Copy these lines word for word, all of them.

[Part of a data file]
"""
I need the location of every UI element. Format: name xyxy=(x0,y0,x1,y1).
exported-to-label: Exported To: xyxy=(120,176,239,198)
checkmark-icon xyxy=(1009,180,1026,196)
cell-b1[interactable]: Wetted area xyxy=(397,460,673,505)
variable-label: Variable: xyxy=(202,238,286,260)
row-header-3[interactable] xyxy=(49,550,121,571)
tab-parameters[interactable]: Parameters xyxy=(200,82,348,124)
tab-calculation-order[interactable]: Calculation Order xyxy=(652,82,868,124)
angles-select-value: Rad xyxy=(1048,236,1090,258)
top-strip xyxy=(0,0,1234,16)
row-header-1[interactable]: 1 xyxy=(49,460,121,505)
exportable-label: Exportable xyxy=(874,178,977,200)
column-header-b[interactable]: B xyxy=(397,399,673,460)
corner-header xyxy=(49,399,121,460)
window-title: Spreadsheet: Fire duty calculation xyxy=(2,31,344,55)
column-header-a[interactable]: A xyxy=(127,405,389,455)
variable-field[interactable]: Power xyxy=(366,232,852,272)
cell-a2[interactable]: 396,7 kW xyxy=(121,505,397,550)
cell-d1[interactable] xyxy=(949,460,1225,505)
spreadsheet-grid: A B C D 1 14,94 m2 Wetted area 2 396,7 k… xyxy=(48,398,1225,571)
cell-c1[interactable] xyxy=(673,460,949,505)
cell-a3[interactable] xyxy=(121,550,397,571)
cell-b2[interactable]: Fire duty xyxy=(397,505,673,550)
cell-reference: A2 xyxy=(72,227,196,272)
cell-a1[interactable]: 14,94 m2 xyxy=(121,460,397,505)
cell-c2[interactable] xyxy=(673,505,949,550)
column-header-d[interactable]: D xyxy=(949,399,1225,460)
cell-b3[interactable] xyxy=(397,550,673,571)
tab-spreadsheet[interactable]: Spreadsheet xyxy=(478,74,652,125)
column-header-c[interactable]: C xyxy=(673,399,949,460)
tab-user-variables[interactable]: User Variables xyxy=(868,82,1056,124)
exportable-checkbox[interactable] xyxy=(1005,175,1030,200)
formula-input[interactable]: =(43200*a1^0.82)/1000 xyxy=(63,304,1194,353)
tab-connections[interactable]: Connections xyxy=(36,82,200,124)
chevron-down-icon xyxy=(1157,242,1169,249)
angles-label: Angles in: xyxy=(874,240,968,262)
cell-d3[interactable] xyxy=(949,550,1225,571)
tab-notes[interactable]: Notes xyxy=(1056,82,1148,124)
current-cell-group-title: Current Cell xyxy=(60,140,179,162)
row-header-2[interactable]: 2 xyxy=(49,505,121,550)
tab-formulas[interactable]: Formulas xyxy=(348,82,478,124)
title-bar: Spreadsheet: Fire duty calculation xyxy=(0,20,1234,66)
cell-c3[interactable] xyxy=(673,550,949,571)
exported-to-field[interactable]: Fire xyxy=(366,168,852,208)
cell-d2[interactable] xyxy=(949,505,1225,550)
"""
> _Complete answer_
I need the location of every UI element. Format: name xyxy=(x0,y0,x1,y1).
exported-to-label: Exported To: xyxy=(120,176,239,198)
checkmark-icon xyxy=(1009,180,1026,196)
cell-b1[interactable]: Wetted area xyxy=(397,460,673,505)
variable-label: Variable: xyxy=(202,238,286,260)
row-header-3[interactable] xyxy=(49,550,121,571)
tab-parameters[interactable]: Parameters xyxy=(200,82,348,124)
tab-calculation-order[interactable]: Calculation Order xyxy=(652,82,868,124)
angles-select-value: Rad xyxy=(1048,236,1090,258)
top-strip xyxy=(0,0,1234,16)
row-header-1[interactable]: 1 xyxy=(49,460,121,505)
exportable-label: Exportable xyxy=(874,178,977,200)
column-header-b[interactable]: B xyxy=(397,399,673,460)
corner-header xyxy=(49,399,121,460)
window-title: Spreadsheet: Fire duty calculation xyxy=(2,31,344,55)
column-header-a[interactable]: A xyxy=(127,405,389,455)
variable-field[interactable]: Power xyxy=(366,232,852,272)
cell-a2[interactable]: 396,7 kW xyxy=(121,505,397,550)
cell-d1[interactable] xyxy=(949,460,1225,505)
spreadsheet-grid: A B C D 1 14,94 m2 Wetted area 2 396,7 k… xyxy=(48,398,1225,571)
cell-c1[interactable] xyxy=(673,460,949,505)
cell-a3[interactable] xyxy=(121,550,397,571)
cell-b2[interactable]: Fire duty xyxy=(397,505,673,550)
cell-reference: A2 xyxy=(72,227,196,272)
cell-a1[interactable]: 14,94 m2 xyxy=(121,460,397,505)
cell-c2[interactable] xyxy=(673,505,949,550)
column-header-d[interactable]: D xyxy=(949,399,1225,460)
cell-b3[interactable] xyxy=(397,550,673,571)
tab-spreadsheet[interactable]: Spreadsheet xyxy=(478,74,652,125)
column-header-c[interactable]: C xyxy=(673,399,949,460)
tab-user-variables[interactable]: User Variables xyxy=(868,82,1056,124)
exportable-checkbox[interactable] xyxy=(1005,175,1030,200)
formula-input[interactable]: =(43200*a1^0.82)/1000 xyxy=(63,304,1194,353)
tab-connections[interactable]: Connections xyxy=(36,82,200,124)
chevron-down-icon xyxy=(1157,242,1169,249)
angles-label: Angles in: xyxy=(874,240,968,262)
cell-d3[interactable] xyxy=(949,550,1225,571)
tab-notes[interactable]: Notes xyxy=(1056,82,1148,124)
current-cell-group-title: Current Cell xyxy=(60,140,179,162)
row-header-2[interactable]: 2 xyxy=(49,505,121,550)
tab-formulas[interactable]: Formulas xyxy=(348,82,478,124)
title-bar: Spreadsheet: Fire duty calculation xyxy=(0,20,1234,66)
cell-c3[interactable] xyxy=(673,550,949,571)
exported-to-field[interactable]: Fire xyxy=(366,168,852,208)
cell-d2[interactable] xyxy=(949,505,1225,550)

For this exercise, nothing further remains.